[Stored records]
=======
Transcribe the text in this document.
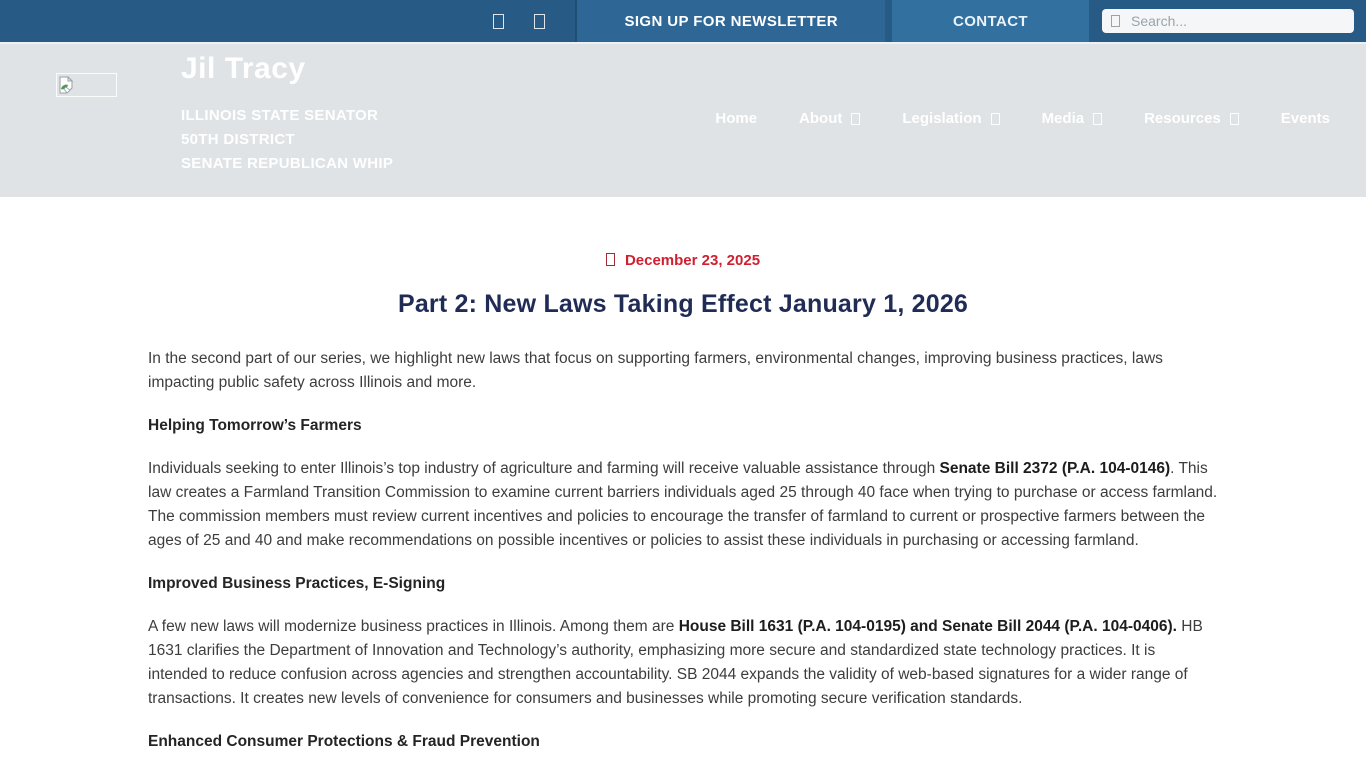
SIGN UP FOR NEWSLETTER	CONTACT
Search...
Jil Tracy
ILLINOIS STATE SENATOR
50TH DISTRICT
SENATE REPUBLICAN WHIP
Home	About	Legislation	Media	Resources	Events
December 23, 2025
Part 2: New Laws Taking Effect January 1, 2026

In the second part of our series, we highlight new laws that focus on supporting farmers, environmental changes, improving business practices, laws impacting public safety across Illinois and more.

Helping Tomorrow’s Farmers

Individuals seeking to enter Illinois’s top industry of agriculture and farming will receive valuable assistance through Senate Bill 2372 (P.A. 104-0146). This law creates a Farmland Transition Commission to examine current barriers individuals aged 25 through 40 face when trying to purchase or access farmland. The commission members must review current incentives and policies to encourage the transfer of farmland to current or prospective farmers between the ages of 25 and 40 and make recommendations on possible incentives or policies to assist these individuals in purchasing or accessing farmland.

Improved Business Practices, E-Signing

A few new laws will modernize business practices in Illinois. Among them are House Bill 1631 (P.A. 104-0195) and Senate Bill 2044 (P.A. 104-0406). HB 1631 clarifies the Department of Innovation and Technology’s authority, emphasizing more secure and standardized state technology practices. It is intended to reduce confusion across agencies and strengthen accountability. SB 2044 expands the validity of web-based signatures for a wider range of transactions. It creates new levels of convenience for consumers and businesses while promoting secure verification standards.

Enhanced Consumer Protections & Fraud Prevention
=======
▶ _What is needed_
Retype every entry verbatim and exclude the pictures from the copy.

▶ _Solution for this exercise_
Transcribe the text in this document.
SIGN UP FOR NEWSLETTER	CONTACT
Search...
Jil Tracy
ILLINOIS STATE SENATOR
50TH DISTRICT
SENATE REPUBLICAN WHIP
Home	About	Legislation	Media	Resources	Events
December 23, 2025
Part 2: New Laws Taking Effect January 1, 2026

In the second part of our series, we highlight new laws that focus on supporting farmers, environmental changes, improving business practices, laws impacting public safety across Illinois and more.

Helping Tomorrow’s Farmers

Individuals seeking to enter Illinois’s top industry of agriculture and farming will receive valuable assistance through Senate Bill 2372 (P.A. 104-0146). This law creates a Farmland Transition Commission to examine current barriers individuals aged 25 through 40 face when trying to purchase or access farmland. The commission members must review current incentives and policies to encourage the transfer of farmland to current or prospective farmers between the ages of 25 and 40 and make recommendations on possible incentives or policies to assist these individuals in purchasing or accessing farmland.

Improved Business Practices, E-Signing

A few new laws will modernize business practices in Illinois. Among them are House Bill 1631 (P.A. 104-0195) and Senate Bill 2044 (P.A. 104-0406). HB 1631 clarifies the Department of Innovation and Technology’s authority, emphasizing more secure and standardized state technology practices. It is intended to reduce confusion across agencies and strengthen accountability. SB 2044 expands the validity of web-based signatures for a wider range of transactions. It creates new levels of convenience for consumers and businesses while promoting secure verification standards.

Enhanced Consumer Protections & Fraud Prevention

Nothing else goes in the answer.